Please repeat the part of the article on the tick molecule starting with "A molecule derived" and going on through "not kill bacteria.", word for word.

------ Text block

Molecule from ticks may aid antibiotics

A molecule derived from ticks may enhance antibiotic-based treatments of methicillin-resistant Staphylococcus aureus (MRSA) infections, a Yale-led study reports. MRSA causes thousands of U.S. deaths per year, and when the bacteria form aggregates called biofilms, which shield them both from antibiotics and the immune system, they are especially resilient.

Erol Fikrig, M.D., Waldemar Von Zedtwitz Professor of Medicine (Infectious Diseases) and professor of epidemiology (microbial diseases) and of microbial pathogenesis, and colleagues had previously found that the tick-derived molecule, the glycoprotein IAGFP, prevented MRSA from forming biofilms, as did an IAGFP-derived protein, P1. Yet on their own, these tick-derived molecules did not kill bacteria.

------------
------ Dataset records

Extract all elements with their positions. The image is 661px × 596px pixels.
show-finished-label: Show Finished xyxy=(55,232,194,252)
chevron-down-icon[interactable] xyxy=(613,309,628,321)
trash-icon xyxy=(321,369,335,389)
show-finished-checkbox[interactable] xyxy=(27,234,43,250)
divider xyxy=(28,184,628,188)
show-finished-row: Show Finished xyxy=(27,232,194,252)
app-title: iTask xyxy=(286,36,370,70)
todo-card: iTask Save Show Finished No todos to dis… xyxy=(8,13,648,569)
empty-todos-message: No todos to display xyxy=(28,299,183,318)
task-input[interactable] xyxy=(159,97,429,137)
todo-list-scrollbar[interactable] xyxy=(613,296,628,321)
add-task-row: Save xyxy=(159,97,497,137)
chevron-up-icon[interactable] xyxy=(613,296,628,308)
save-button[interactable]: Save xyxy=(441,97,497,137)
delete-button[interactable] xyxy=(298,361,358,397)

------------

_Answer section_.
A molecule derived from ticks may enhance antibiotic-based treatments of methicillin-resistant Staphylococcus aureus (MRSA) infections, a Yale-led study reports. MRSA causes thousands of U.S. deaths per year, and when the bacteria form aggregates called biofilms, which shield them both from antibiotics and the immune system, they are especially resilient.

Erol Fikrig, M.D., Waldemar Von Zedtwitz Professor of Medicine (Infectious Diseases) and professor of epidemiology (microbial diseases) and of microbial pathogenesis, and colleagues had previously found that the tick-derived molecule, the glycoprotein IAGFP, prevented MRSA from forming biofilms, as did an IAGFP-derived protein, P1. Yet on their own, these tick-derived molecules did not kill bacteria.